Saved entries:
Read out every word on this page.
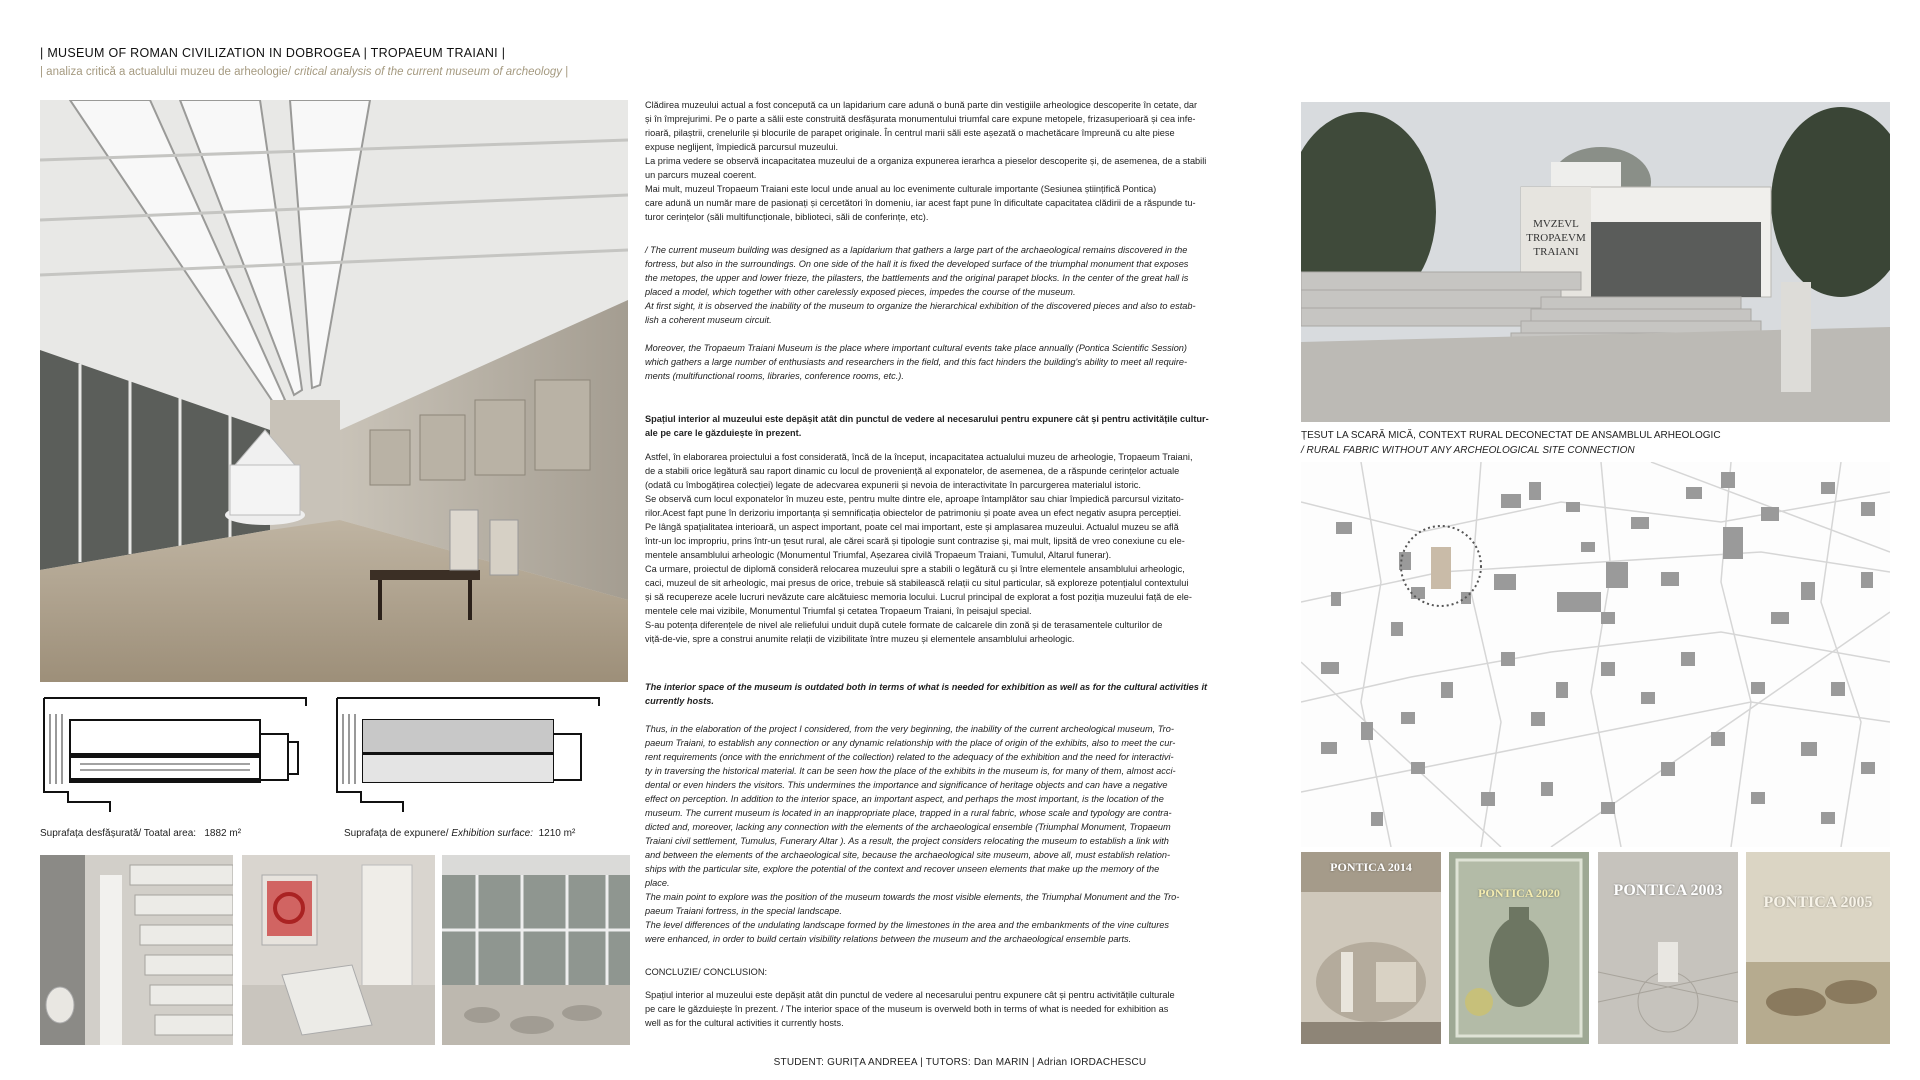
| MUSEUM OF ROMAN CIVILIZATION IN DOBROGEA | TROPAEUM TRAIANI |
| analiza critică a actualului muzeu de arheologie/ critical analysis of the current museum of archeology |
Suprafața desfășurată/ Toatal area: 1882 m²	Suprafața de expunere/ Exhibition surface: 1210 m²

Clădirea muzeului actual a fost concepută ca un lapidarium care adună o bună parte din vestigiile arheologice descoperite în cetate, dar
și în împrejurimi. Pe o parte a sălii este construită desfășurata monumentului triumfal care expune metopele, frizasuperioară și cea infe-
rioară, pilaștrii, crenelurile și blocurile de parapet originale. În centrul marii săli este așezată o machetăcare împreună cu alte piese
expuse neglijent, împiedică parcursul muzeului.
La prima vedere se observă incapacitatea muzeului de a organiza expunerea ierarhca a pieselor descoperite și, de asemenea, de a stabili
un parcurs muzeal coerent.
Mai mult, muzeul Tropaeum Traiani este locul unde anual au loc evenimente culturale importante (Sesiunea științifică Pontica)
care adună un număr mare de pasionați și cercetători în domeniu, iar acest fapt pune în dificultate capacitatea clădirii de a răspunde tu-
turor cerințelor (săli multifuncționale, biblioteci, săli de conferințe, etc).

/ The current museum building was designed as a lapidarium that gathers a large part of the archaeological remains discovered in the
fortress, but also in the surroundings. On one side of the hall it is fixed the developed surface of the triumphal monument that exposes
the metopes, the upper and lower frieze, the pilasters, the battlements and the original parapet blocks. In the center of the great hall is
placed a model, which together with other carelessly exposed pieces, impedes the course of the museum.
At first sight, it is observed the inability of the museum to organize the hierarchical exhibition of the discovered pieces and also to estab-
lish a coherent museum circuit.

Moreover, the Tropaeum Traiani Museum is the place where important cultural events take place annually (Pontica Scientific Session)
which gathers a large number of enthusiasts and researchers in the field, and this fact hinders the building's ability to meet all require-
ments (multifunctional rooms, libraries, conference rooms, etc.).

Spațiul interior al muzeului este depășit atât din punctul de vedere al necesarului pentru expunere cât și pentru activitățile cultur-
ale pe care le găzduiește în prezent.

Astfel, în elaborarea proiectului a fost considerată, încă de la început, incapacitatea actualului muzeu de arheologie, Tropaeum Traiani,
de a stabili orice legătură sau raport dinamic cu locul de proveniență al exponatelor, de asemenea, de a răspunde cerințelor actuale
(odată cu îmbogățirea colecției) legate de adecvarea expunerii și nevoia de interactivitate în parcurgerea materialul istoric.
Se observă cum locul exponatelor în muzeu este, pentru multe dintre ele, aproape întamplător sau chiar împiedică parcursul vizitato-
rilor.Acest fapt pune în derizoriu importanța și semnificația obiectelor de patrimoniu și poate avea un efect negativ asupra percepției.
Pe lângă spațialitatea interioară, un aspect important, poate cel mai important, este și amplasarea muzeului. Actualul muzeu se află
într-un loc impropriu, prins într-un țesut rural, ale cărei scară și tipologie sunt contrazise și, mai mult, lipsită de vreo conexiune cu ele-
mentele ansamblului arheologic (Monumentul Triumfal, Așezarea civilă Tropaeum Traiani, Tumulul, Altarul funerar).
Ca urmare, proiectul de diplomă consideră relocarea muzeului spre a stabili o legătură cu și între elementele ansamblului arheologic,
caci, muzeul de sit arheologic, mai presus de orice, trebuie să stabilească relații cu situl particular, să exploreze potențialul contextului
și să recupereze acele lucruri nevăzute care alcătuiesc memoria locului. Lucrul principal de explorat a fost poziția muzeului față de ele-
mentele cele mai vizibile, Monumentul Triumfal și cetatea Tropaeum Traiani, în peisajul special.
S-au potența diferențele de nivel ale reliefului unduit după cutele formate de calcarele din zonă și de terasamentele culturilor de
viță-de-vie, spre a construi anumite relații de vizibilitate între muzeu și elementele ansamblului arheologic.

The interior space of the museum is outdated both in terms of what is needed for exhibition as well as for the cultural activities it
currently hosts.

Thus, in the elaboration of the project I considered, from the very beginning, the inability of the current archeological museum, Tro-
paeum Traiani, to establish any connection or any dynamic relationship with the place of origin of the exhibits, also to meet the cur-
rent requirements (once with the enrichment of the collection) related to the adequacy of the exhibition and the need for interactivi-
ty in traversing the historical material. It can be seen how the place of the exhibits in the museum is, for many of them, almost acci-
dental or even hinders the visitors. This undermines the importance and significance of heritage objects and can have a negative
effect on perception. In addition to the interior space, an important aspect, and perhaps the most important, is the location of the
museum. The current museum is located in an inappropriate place, trapped in a rural fabric, whose scale and typology are contra-
dicted and, moreover, lacking any connection with the elements of the archaeological ensemble (Triumphal Monument, Tropaeum
Traiani civil settlement, Tumulus, Funerary Altar ). As a result, the project considers relocating the museum to establish a link with
and between the elements of the archaeological site, because the archaeological site museum, above all, must establish relation-
ships with the particular site, explore the potential of the context and recover unseen elements that make up the memory of the
place.
The main point to explore was the position of the museum towards the most visible elements, the Triumphal Monument and the Tro-
paeum Traiani fortress, in the special landscape.
The level differences of the undulating landscape formed by the limestones in the area and the embankments of the vine cultures
were enhanced, in order to build certain visibility relations between the museum and the archaeological ensemble parts.

CONCLUZIE/ CONCLUSION:

Spațiul interior al muzeului este depășit atât din punctul de vedere al necesarului pentru expunere cât și pentru activitățile culturale
pe care le găzduiește în prezent. / The interior space of the museum is overweld both in terms of what is needed for exhibition as
well as for the cultural activities it currently hosts.

MVZEVL
TROPAEVM
TRAIANI
ȚESUT LA SCARĂ MICĂ, CONTEXT RURAL DECONECTAT DE ANSAMBLUL ARHEOLOGIC
/ RURAL FABRIC WITHOUT ANY ARCHEOLOGICAL SITE CONNECTION
PONTICA 2014
PONTICA 2020	PONTICA 2003
PONTICA 2005
STUDENT: GURIȚA ANDREEA | TUTORS: Dan MARIN | Adrian IORDACHESCU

• [Task requirements] Reply with nothing but a number: how many lines of the entries above contain the string "both"?

• [Result of the task] 2